> [Excerpt provided]:
★ ★ ★ ★ ★ ★ ★
Tip #2: Make sure that you are laying out your pattern perfectly on the grain. Grainlines and direction of greatest stretch lines are included on patterns for a very important reason. They help you line up the pattern with the fabric so that your garment will hang properly on the body. This is super important on the skirt back piece, because you will want to reference the grainline when pressing your pleats. If you cut it out on grain, it will make it so much easier to get perfect pleats. If you cut it out crooked, you will get crooked pleats if you follow the grainline while pressing.
★ ★ ★ ★ ★ ★ ★
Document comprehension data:
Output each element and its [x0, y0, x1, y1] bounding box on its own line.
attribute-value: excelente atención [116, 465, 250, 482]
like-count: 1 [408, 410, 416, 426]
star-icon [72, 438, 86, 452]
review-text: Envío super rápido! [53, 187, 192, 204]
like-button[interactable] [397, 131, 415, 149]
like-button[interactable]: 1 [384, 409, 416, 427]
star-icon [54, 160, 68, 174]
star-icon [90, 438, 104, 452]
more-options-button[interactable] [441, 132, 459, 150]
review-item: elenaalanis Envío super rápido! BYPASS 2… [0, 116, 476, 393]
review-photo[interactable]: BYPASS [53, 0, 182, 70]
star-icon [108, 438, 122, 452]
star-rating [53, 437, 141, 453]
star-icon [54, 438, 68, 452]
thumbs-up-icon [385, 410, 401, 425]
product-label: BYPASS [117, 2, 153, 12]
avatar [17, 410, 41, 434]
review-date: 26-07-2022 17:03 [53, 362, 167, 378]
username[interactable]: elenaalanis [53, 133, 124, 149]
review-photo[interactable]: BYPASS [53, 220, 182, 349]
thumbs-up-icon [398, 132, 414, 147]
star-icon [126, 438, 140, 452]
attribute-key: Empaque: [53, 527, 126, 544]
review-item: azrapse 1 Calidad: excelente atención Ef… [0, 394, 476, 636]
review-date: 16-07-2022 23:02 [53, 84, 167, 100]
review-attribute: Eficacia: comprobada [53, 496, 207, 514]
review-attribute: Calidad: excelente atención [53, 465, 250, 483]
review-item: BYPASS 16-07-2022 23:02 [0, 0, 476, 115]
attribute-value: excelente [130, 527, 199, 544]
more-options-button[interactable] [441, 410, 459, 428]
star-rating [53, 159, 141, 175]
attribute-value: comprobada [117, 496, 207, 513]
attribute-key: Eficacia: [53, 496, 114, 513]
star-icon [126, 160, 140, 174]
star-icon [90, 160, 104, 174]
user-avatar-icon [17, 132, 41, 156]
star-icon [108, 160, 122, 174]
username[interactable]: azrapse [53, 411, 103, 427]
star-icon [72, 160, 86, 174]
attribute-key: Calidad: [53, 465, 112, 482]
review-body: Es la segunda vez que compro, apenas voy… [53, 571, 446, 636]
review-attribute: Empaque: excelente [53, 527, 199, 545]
★ ★ ★ ★ ★ ★ ★
> [What the task requires]:
Please copy out the full sewing tip on grainlines and pleats word for word. These entries are separate material from the sewing tip.

> [Written response]:
Tip #2: Make sure that you are laying out your pattern perfectly on the grain. Grainlines and direction of greatest stretch lines are included on patterns for a very important reason. They help you line up the pattern with the fabric so that your garment will hang properly on the body. This is super important on the skirt back piece, because you will want to reference the grainline when pressing your pleats. If you cut it out on grain, it will make it so much easier to get perfect pleats. If you cut it out crooked, you will get crooked pleats if you follow the grainline while pressing.